▶ [Records provided]:
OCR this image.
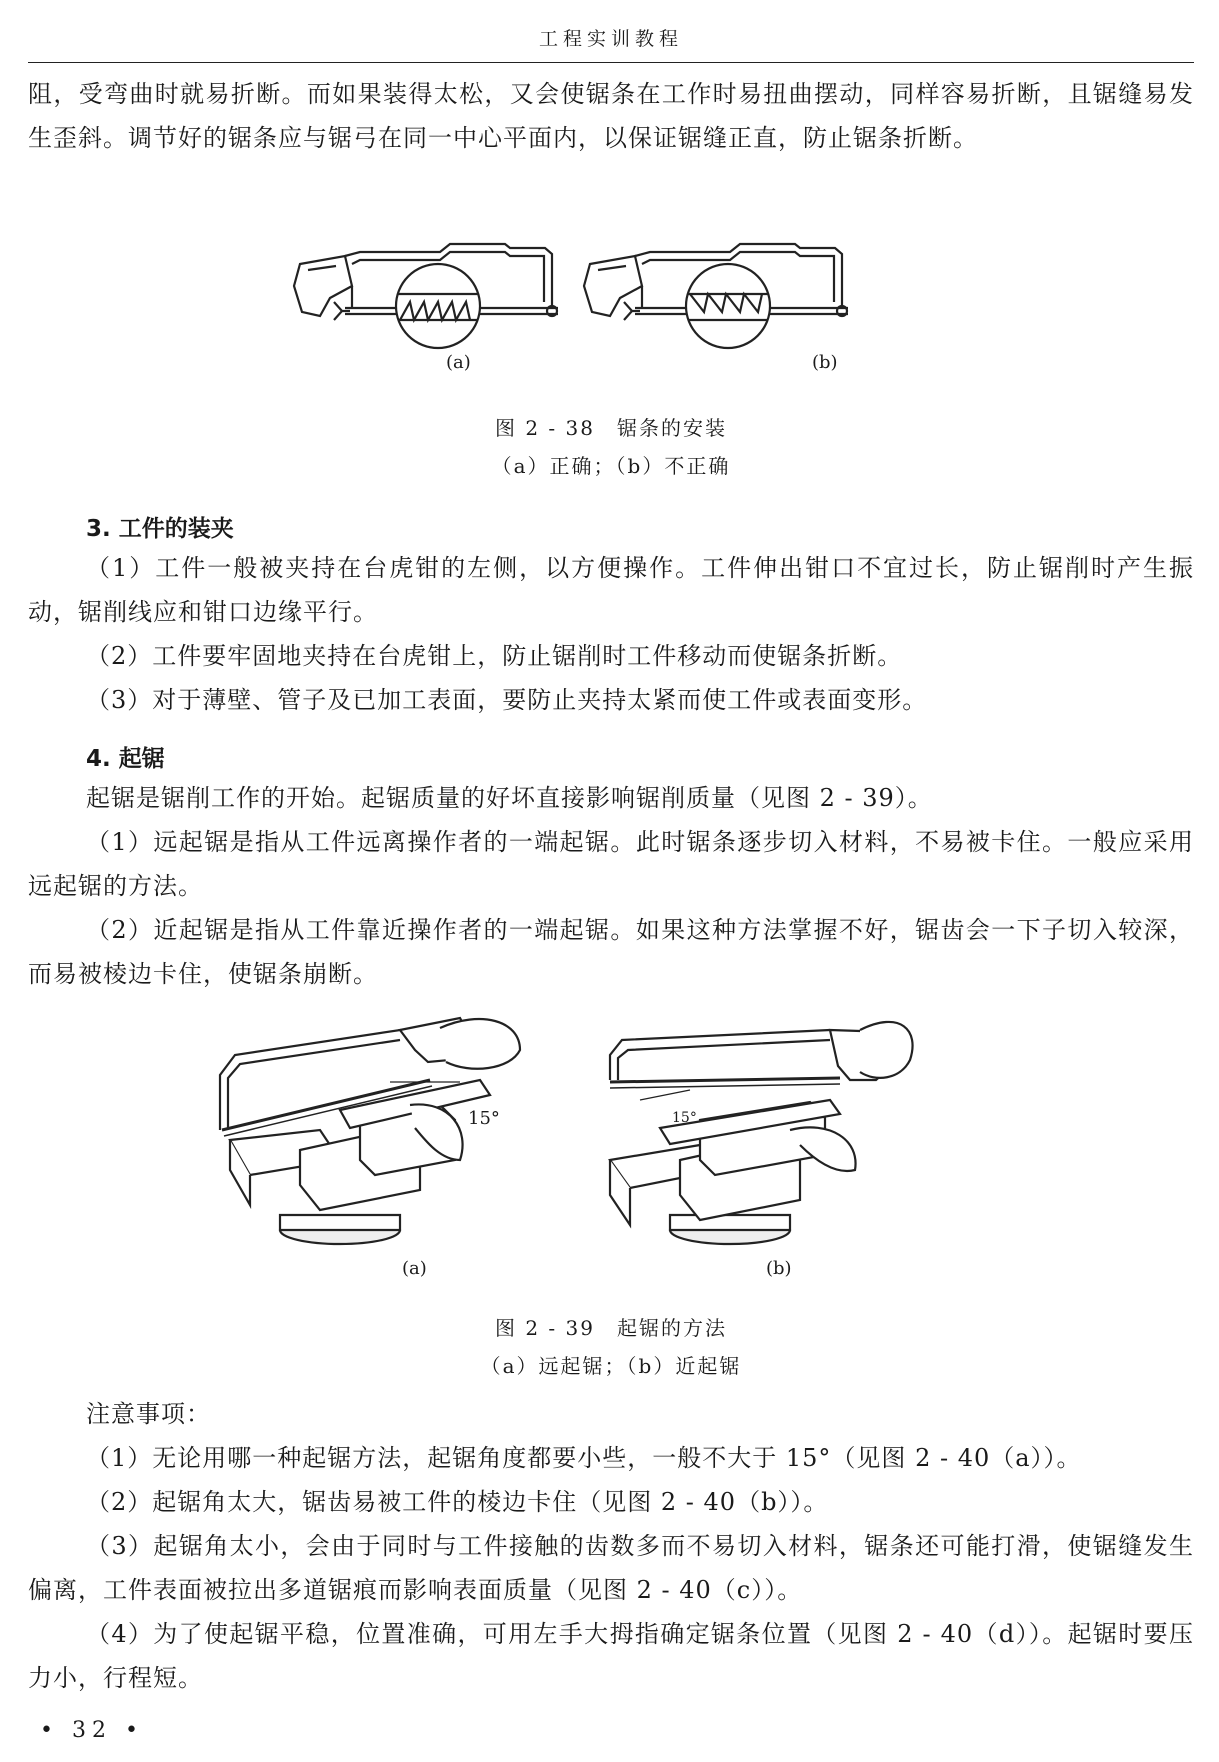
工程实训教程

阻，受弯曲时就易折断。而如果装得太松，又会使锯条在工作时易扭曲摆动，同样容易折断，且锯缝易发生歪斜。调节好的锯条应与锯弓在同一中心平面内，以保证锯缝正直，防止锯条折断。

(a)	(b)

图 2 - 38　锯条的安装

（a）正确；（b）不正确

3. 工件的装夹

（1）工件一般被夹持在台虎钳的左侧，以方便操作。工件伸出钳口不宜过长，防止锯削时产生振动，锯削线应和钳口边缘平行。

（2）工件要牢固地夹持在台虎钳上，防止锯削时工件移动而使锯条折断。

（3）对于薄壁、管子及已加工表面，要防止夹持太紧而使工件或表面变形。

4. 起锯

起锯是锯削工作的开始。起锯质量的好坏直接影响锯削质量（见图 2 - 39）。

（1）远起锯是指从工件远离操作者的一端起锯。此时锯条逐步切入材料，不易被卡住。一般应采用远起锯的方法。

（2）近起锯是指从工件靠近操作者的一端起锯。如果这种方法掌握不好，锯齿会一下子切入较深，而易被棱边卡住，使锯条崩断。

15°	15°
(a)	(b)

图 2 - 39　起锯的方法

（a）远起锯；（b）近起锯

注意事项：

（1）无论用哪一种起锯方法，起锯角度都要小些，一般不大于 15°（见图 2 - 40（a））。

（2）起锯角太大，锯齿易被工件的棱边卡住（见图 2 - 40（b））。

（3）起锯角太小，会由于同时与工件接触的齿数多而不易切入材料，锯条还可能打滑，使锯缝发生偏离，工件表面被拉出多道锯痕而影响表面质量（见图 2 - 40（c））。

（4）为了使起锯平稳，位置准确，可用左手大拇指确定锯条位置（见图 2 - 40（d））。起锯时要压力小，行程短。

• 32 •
==
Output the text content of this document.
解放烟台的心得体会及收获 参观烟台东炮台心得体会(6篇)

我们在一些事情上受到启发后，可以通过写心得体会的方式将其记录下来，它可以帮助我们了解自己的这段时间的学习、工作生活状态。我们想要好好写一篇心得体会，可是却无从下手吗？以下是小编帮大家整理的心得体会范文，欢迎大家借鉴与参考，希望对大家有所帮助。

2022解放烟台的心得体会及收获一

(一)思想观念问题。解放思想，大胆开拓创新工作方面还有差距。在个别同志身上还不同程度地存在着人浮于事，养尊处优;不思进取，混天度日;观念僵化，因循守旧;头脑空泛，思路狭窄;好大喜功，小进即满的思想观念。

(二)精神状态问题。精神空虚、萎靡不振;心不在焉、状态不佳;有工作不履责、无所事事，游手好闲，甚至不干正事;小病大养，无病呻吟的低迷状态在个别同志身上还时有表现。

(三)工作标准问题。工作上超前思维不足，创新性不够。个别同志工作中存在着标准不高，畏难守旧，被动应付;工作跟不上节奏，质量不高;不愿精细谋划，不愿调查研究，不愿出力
==
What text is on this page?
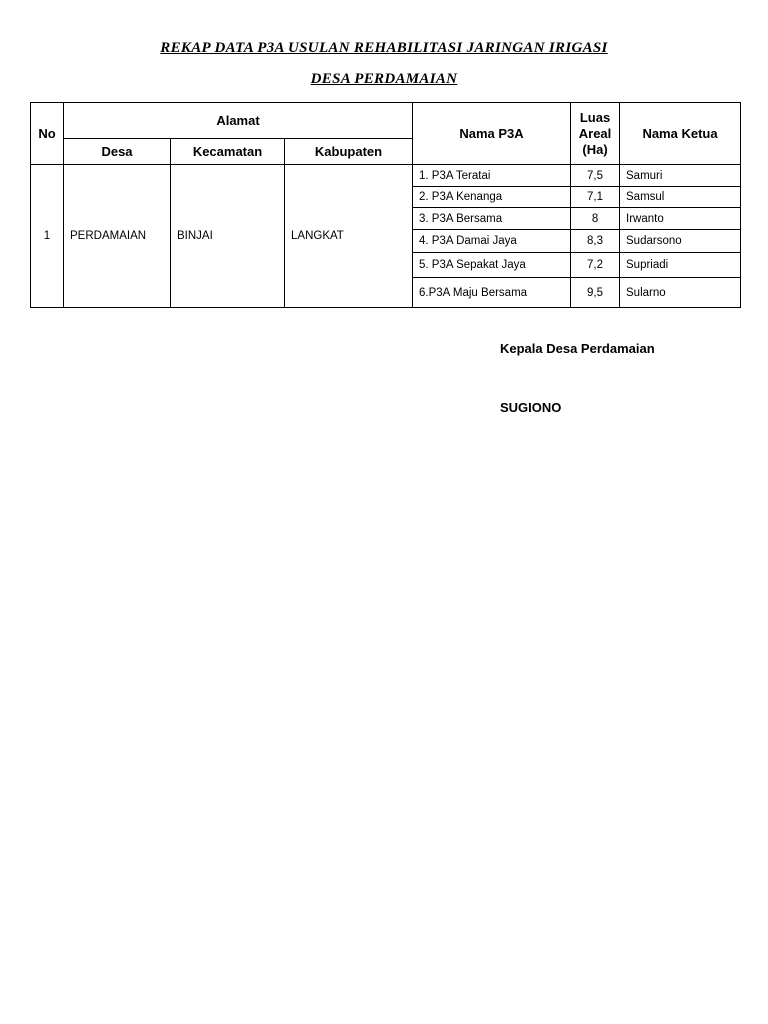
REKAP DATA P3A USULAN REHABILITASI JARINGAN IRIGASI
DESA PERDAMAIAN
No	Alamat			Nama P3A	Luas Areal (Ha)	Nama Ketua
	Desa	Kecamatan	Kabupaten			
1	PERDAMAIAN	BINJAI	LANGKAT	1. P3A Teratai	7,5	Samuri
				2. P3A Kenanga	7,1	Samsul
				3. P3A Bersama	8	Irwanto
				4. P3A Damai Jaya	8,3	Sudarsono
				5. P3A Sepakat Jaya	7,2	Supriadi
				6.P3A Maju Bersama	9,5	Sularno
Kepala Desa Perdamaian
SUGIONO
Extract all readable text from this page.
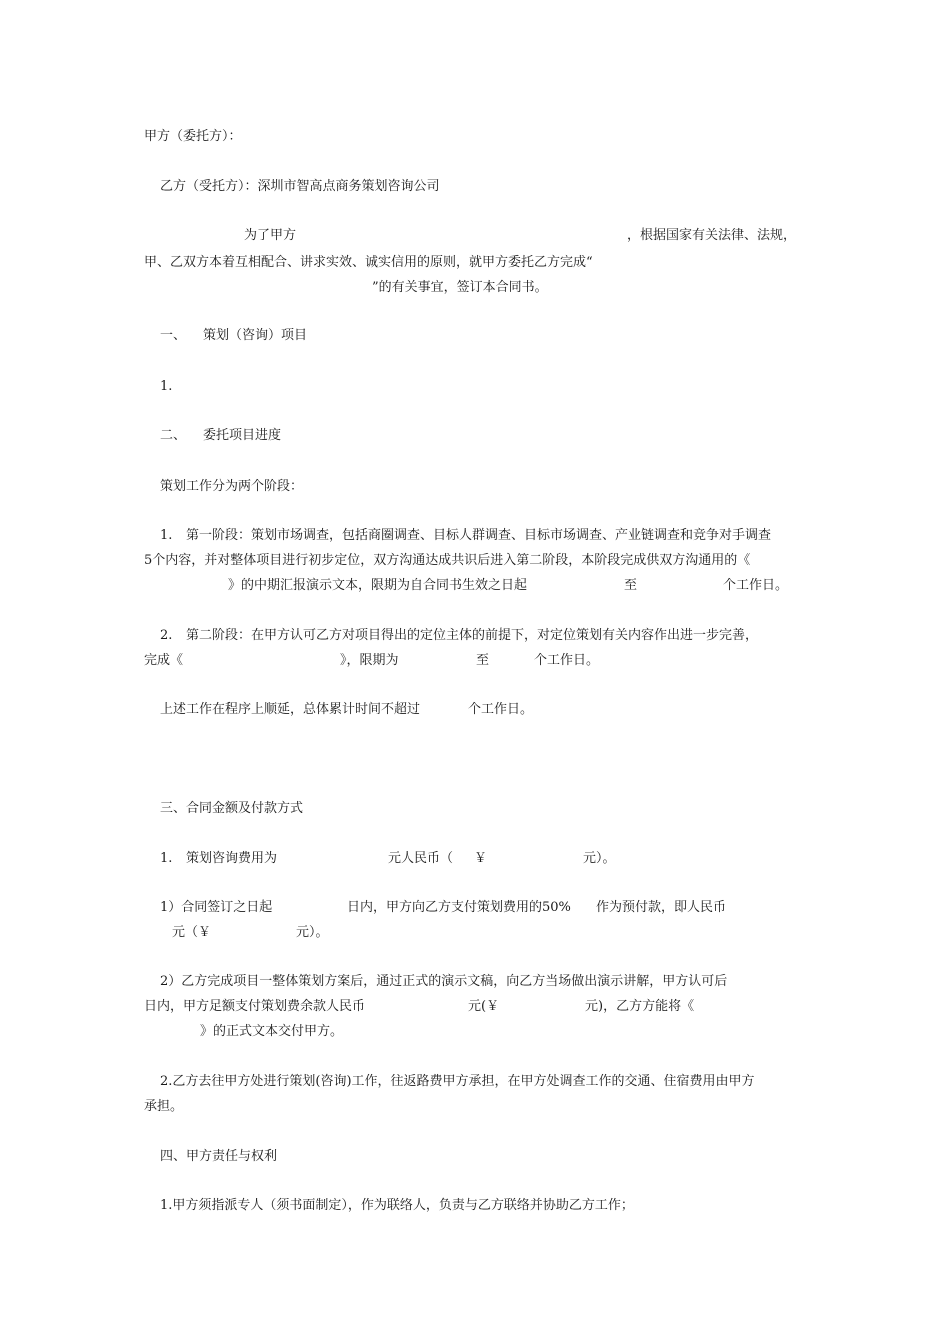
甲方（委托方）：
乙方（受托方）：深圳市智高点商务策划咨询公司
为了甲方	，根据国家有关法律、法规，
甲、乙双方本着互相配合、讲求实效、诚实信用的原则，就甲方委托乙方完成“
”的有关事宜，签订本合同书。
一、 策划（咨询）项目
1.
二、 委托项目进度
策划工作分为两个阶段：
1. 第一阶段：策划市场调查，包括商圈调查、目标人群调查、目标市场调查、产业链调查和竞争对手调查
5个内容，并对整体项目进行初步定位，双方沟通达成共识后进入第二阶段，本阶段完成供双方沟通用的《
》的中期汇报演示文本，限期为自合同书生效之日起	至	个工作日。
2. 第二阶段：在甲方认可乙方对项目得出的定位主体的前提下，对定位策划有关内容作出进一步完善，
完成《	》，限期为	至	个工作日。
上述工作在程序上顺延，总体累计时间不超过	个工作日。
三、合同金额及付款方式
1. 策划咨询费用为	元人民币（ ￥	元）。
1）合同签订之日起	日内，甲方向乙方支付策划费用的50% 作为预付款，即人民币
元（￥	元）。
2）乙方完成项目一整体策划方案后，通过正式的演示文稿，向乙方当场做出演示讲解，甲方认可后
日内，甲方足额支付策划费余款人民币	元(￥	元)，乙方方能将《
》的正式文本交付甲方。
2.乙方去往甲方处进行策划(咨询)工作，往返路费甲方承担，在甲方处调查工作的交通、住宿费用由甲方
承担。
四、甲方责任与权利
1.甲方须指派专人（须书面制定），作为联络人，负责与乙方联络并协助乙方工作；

▶ [What you need to do]:
Reply with nothing but the number of lines in the data above that contain "this".

▶ [The output]:
4